Given instruction => Every entry that follows needs to be repeated exactly.

Data entries =>
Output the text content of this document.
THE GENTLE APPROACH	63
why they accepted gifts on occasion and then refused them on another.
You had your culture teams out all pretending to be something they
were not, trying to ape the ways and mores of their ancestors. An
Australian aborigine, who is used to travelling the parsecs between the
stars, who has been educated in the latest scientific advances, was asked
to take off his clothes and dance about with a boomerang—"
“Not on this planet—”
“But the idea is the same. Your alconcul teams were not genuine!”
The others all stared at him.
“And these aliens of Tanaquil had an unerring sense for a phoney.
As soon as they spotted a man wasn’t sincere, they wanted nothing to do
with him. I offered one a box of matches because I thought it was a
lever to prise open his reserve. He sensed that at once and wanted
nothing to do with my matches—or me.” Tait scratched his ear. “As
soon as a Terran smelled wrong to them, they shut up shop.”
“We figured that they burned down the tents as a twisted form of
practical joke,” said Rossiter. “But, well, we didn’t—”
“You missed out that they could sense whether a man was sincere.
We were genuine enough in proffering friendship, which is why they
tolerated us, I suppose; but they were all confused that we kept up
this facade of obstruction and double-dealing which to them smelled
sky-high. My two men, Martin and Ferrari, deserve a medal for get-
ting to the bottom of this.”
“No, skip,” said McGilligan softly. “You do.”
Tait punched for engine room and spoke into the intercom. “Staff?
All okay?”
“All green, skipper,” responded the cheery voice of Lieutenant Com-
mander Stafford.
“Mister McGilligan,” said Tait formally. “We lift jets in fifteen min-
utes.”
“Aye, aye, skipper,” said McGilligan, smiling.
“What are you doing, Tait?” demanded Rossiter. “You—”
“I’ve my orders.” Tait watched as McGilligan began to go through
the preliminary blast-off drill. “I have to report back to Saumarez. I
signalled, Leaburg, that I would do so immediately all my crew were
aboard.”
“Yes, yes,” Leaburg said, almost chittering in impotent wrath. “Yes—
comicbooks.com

Result of the exercise =>
Output the text content of this document.
THE GENTLE APPROACH	63
why they accepted gifts on occasion and then refused them on another.
You had your culture teams out all pretending to be something they
were not, trying to ape the ways and mores of their ancestors. An
Australian aborigine, who is used to travelling the parsecs between the
stars, who has been educated in the latest scientific advances, was asked
to take off his clothes and dance about with a boomerang—"
“Not on this planet—”
“But the idea is the same. Your alconcul teams were not genuine!”
The others all stared at him.
“And these aliens of Tanaquil had an unerring sense for a phoney.
As soon as they spotted a man wasn’t sincere, they wanted nothing to do
with him. I offered one a box of matches because I thought it was a
lever to prise open his reserve. He sensed that at once and wanted
nothing to do with my matches—or me.” Tait scratched his ear. “As
soon as a Terran smelled wrong to them, they shut up shop.”
“We figured that they burned down the tents as a twisted form of
practical joke,” said Rossiter. “But, well, we didn’t—”
“You missed out that they could sense whether a man was sincere.
We were genuine enough in proffering friendship, which is why they
tolerated us, I suppose; but they were all confused that we kept up
this facade of obstruction and double-dealing which to them smelled
sky-high. My two men, Martin and Ferrari, deserve a medal for get-
ting to the bottom of this.”
“No, skip,” said McGilligan softly. “You do.”
Tait punched for engine room and spoke into the intercom. “Staff?
All okay?”
“All green, skipper,” responded the cheery voice of Lieutenant Com-
mander Stafford.
“Mister McGilligan,” said Tait formally. “We lift jets in fifteen min-
utes.”
“Aye, aye, skipper,” said McGilligan, smiling.
“What are you doing, Tait?” demanded Rossiter. “You—”
“I’ve my orders.” Tait watched as McGilligan began to go through
the preliminary blast-off drill. “I have to report back to Saumarez. I
signalled, Leaburg, that I would do so immediately all my crew were
aboard.”
“Yes, yes,” Leaburg said, almost chittering in impotent wrath. “Yes—
comicbooks.com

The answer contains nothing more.